(A block of data)
+===+
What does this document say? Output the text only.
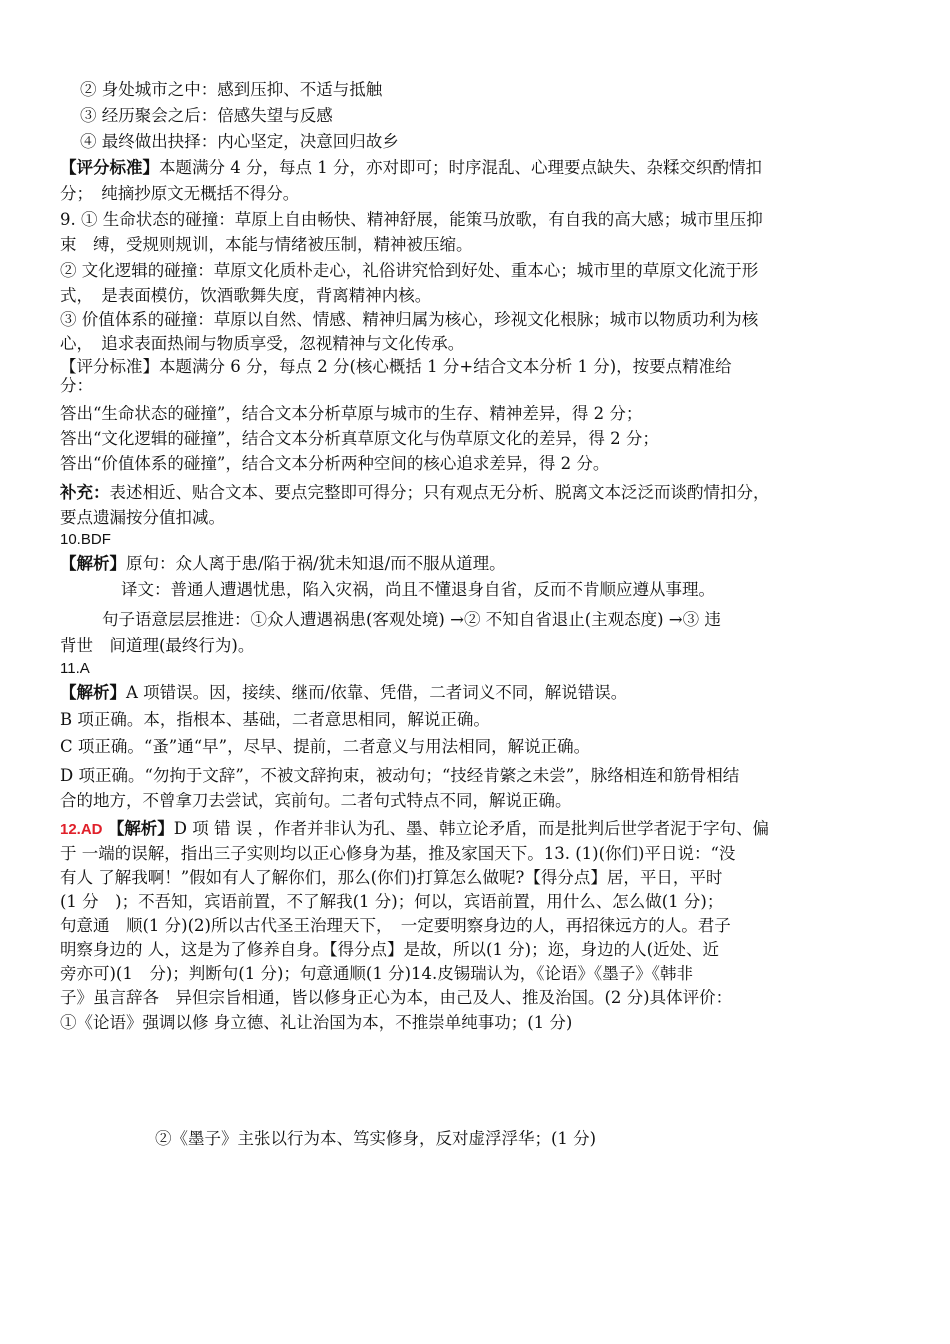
② 身处城市之中：感到压抑、不适与抵触
③ 经历聚会之后：倍感失望与反感
④ 最终做出抉择：内心坚定，决意回归故乡
【评分标准】本题满分 4 分，每点 1 分，亦对即可；时序混乱、心理要点缺失、杂糅交织酌情扣
分；　纯摘抄原文无概括不得分。
9. ① 生命状态的碰撞：草原上自由畅快、精神舒展，能策马放歌，有自我的高大感；城市里压抑
束　缚，受规则规训，本能与情绪被压制，精神被压缩。
② 文化逻辑的碰撞：草原文化质朴走心，礼俗讲究恰到好处、重本心；城市里的草原文化流于形
式，　是表面模仿，饮酒歌舞失度，背离精神内核。
③ 价值体系的碰撞：草原以自然、情感、精神归属为核心，珍视文化根脉；城市以物质功利为核
心，　追求表面热闹与物质享受，忽视精神与文化传承。
【评分标准】本题满分 6 分，每点 2 分(核心概括 1 分+结合文本分析 1 分)，按要点精准给
分：
答出“生命状态的碰撞”，结合文本分析草原与城市的生存、精神差异，得 2 分；
答出“文化逻辑的碰撞”，结合文本分析真草原文化与伪草原文化的差异，得 2 分；
答出“价值体系的碰撞”，结合文本分析两种空间的核心追求差异，得 2 分。
补充：表述相近、贴合文本、要点完整即可得分；只有观点无分析、脱离文本泛泛而谈酌情扣分，
要点遗漏按分值扣减。
10.BDF
【解析】原句：众人离于患/陷于祸/犹未知退/而不服从道理。
译文：普通人遭遇忧患，陷入灾祸，尚且不懂退身自省，反而不肯顺应遵从事理。
句子语意层层推进：①众人遭遇祸患(客观处境) →② 不知自省退止(主观态度) →③ 违
背世　间道理(最终行为)。
11.A
【解析】A 项错误。因，接续、继而/依靠、凭借，二者词义不同，解说错误。
B 项正确。本，指根本、基础，二者意思相同，解说正确。
C 项正确。“蚤”通“早”，尽早、提前，二者意义与用法相同，解说正确。
D 项正确。“勿拘于文辞”，不被文辞拘束，被动句；“技经肯綮之未尝”，脉络相连和筋骨相结
合的地方，不曾拿刀去尝试，宾前句。二者句式特点不同，解说正确。
12.AD 【解析】D 项 错 误 ，作者并非认为孔、墨、韩立论矛盾，而是批判后世学者泥于字句、偏
于 一端的误解，指出三子实则均以正心修身为基，推及家国天下。13. (1)(你们)平日说：“没
有人 了解我啊！”假如有人了解你们，那么(你们)打算怎么做呢?【得分点】居，平日，平时
(1 分　)；不吾知，宾语前置，不了解我(1 分)；何以，宾语前置，用什么、怎么做(1 分)；
句意通　顺(1 分)(2)所以古代圣王治理天下，　一定要明察身边的人，再招徕远方的人。君子
明察身边的 人，这是为了修养自身。【得分点】是故，所以(1 分)；迩，身边的人(近处、近
旁亦可)(1　分)；判断句(1 分)；句意通顺(1 分)14.皮锡瑞认为，《论语》《墨子》《韩非
子》虽言辞各　异但宗旨相通，皆以修身正心为本，由己及人、推及治国。(2 分)具体评价：
①《论语》强调以修 身立德、礼让治国为本，不推崇单纯事功；(1 分)
②《墨子》主张以行为本、笃实修身，反对虚浮浮华；(1 分)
+===+
» Task prompt: Reproduce every record word for word. The copy must contain no pictures.

» Solution for this exercise:
What does this document say? Output the text only.
② 身处城市之中：感到压抑、不适与抵触
③ 经历聚会之后：倍感失望与反感
④ 最终做出抉择：内心坚定，决意回归故乡
【评分标准】本题满分 4 分，每点 1 分，亦对即可；时序混乱、心理要点缺失、杂糅交织酌情扣
分；　纯摘抄原文无概括不得分。
9. ① 生命状态的碰撞：草原上自由畅快、精神舒展，能策马放歌，有自我的高大感；城市里压抑
束　缚，受规则规训，本能与情绪被压制，精神被压缩。
② 文化逻辑的碰撞：草原文化质朴走心，礼俗讲究恰到好处、重本心；城市里的草原文化流于形
式，　是表面模仿，饮酒歌舞失度，背离精神内核。
③ 价值体系的碰撞：草原以自然、情感、精神归属为核心，珍视文化根脉；城市以物质功利为核
心，　追求表面热闹与物质享受，忽视精神与文化传承。
【评分标准】本题满分 6 分，每点 2 分(核心概括 1 分+结合文本分析 1 分)，按要点精准给
分：
答出“生命状态的碰撞”，结合文本分析草原与城市的生存、精神差异，得 2 分；
答出“文化逻辑的碰撞”，结合文本分析真草原文化与伪草原文化的差异，得 2 分；
答出“价值体系的碰撞”，结合文本分析两种空间的核心追求差异，得 2 分。
补充：表述相近、贴合文本、要点完整即可得分；只有观点无分析、脱离文本泛泛而谈酌情扣分，
要点遗漏按分值扣减。
10.BDF
【解析】原句：众人离于患/陷于祸/犹未知退/而不服从道理。
译文：普通人遭遇忧患，陷入灾祸，尚且不懂退身自省，反而不肯顺应遵从事理。
句子语意层层推进：①众人遭遇祸患(客观处境) →② 不知自省退止(主观态度) →③ 违
背世　间道理(最终行为)。
11.A
【解析】A 项错误。因，接续、继而/依靠、凭借，二者词义不同，解说错误。
B 项正确。本，指根本、基础，二者意思相同，解说正确。
C 项正确。“蚤”通“早”，尽早、提前，二者意义与用法相同，解说正确。
D 项正确。“勿拘于文辞”，不被文辞拘束，被动句；“技经肯綮之未尝”，脉络相连和筋骨相结
合的地方，不曾拿刀去尝试，宾前句。二者句式特点不同，解说正确。
12.AD 【解析】D 项 错 误 ，作者并非认为孔、墨、韩立论矛盾，而是批判后世学者泥于字句、偏
于 一端的误解，指出三子实则均以正心修身为基，推及家国天下。13. (1)(你们)平日说：“没
有人 了解我啊！”假如有人了解你们，那么(你们)打算怎么做呢?【得分点】居，平日，平时
(1 分　)；不吾知，宾语前置，不了解我(1 分)；何以，宾语前置，用什么、怎么做(1 分)；
句意通　顺(1 分)(2)所以古代圣王治理天下，　一定要明察身边的人，再招徕远方的人。君子
明察身边的 人，这是为了修养自身。【得分点】是故，所以(1 分)；迩，身边的人(近处、近
旁亦可)(1　分)；判断句(1 分)；句意通顺(1 分)14.皮锡瑞认为，《论语》《墨子》《韩非
子》虽言辞各　异但宗旨相通，皆以修身正心为本，由己及人、推及治国。(2 分)具体评价：
①《论语》强调以修 身立德、礼让治国为本，不推崇单纯事功；(1 分)
②《墨子》主张以行为本、笃实修身，反对虚浮浮华；(1 分)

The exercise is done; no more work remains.